### [Work instructions]
[1] From the passage on the school's Internet filter, extract the words starting with "National Rifle Association" and going on through "websites -- blocked.".
[2] Answer these questions from the passage on the school's Internet filter:
(a) How old is Andrew Lampart?
(b) Which political party's website was blocked on the school's computers?
(c) What religious website was not blocked?
─── Selected extract ───
Chuck Norris
As most kids are screaming "School's out for
summer," 18-year-old high-school student
Andrew Lampart is still trying to figure out
why his school's Internet service blocked him
from gathering conservative facts for his side
of the argument on his school debate team.
Andrew told Fox News, "I knew it was
important to get facts for both sides of the
case." But when he tried to do an Internet
search of conservative views, he was
prevented at every turn.
After being blocked from websites supporting
Americans' constitutional right to bear arms
as stated in the Second Amendment, Andrew
soon learned his school's computers
prohibited him from viewing any website or
information that wasn't liberal in nature.
National Rifle Association website -- blocked.
The Republican Party website -- blocked.
National Right to Life website -- blocked. Pro-
traditional marriage websites -- blocked.
Vatican website -- blocked.
But here's what wasn't blocked in his
continued Internet search: pro-gun-control
websites, the Democratic Party website, the
Planned Parenthood website, an LGBT
website and an Islamic website.
─── Material provided ───
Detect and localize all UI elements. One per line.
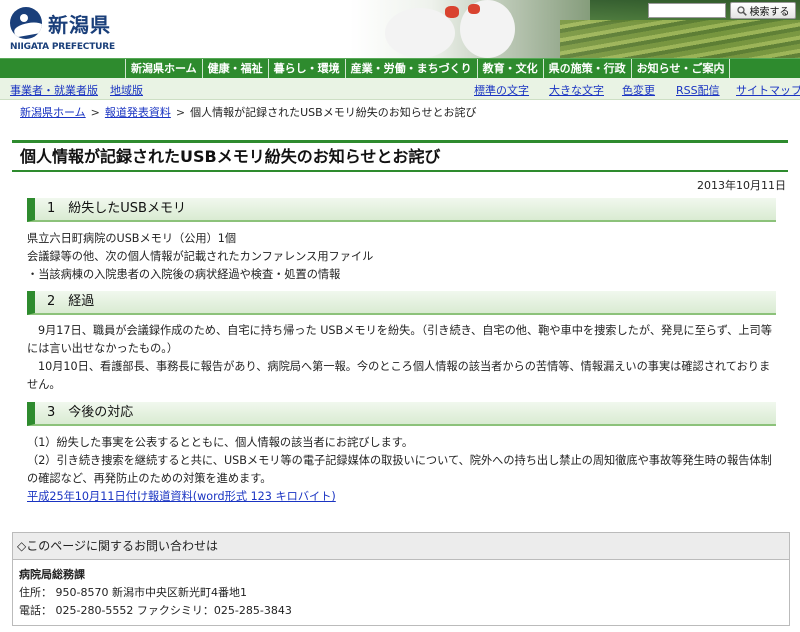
───
### [The answers]
[1]
National Rifle Association website -- blocked.
The Republican Party website -- blocked.
National Right to Life website -- blocked. Pro-
traditional marriage websites -- blocked.

[2]
(a) 18
(b) The Republican Party
(c) An Islamic website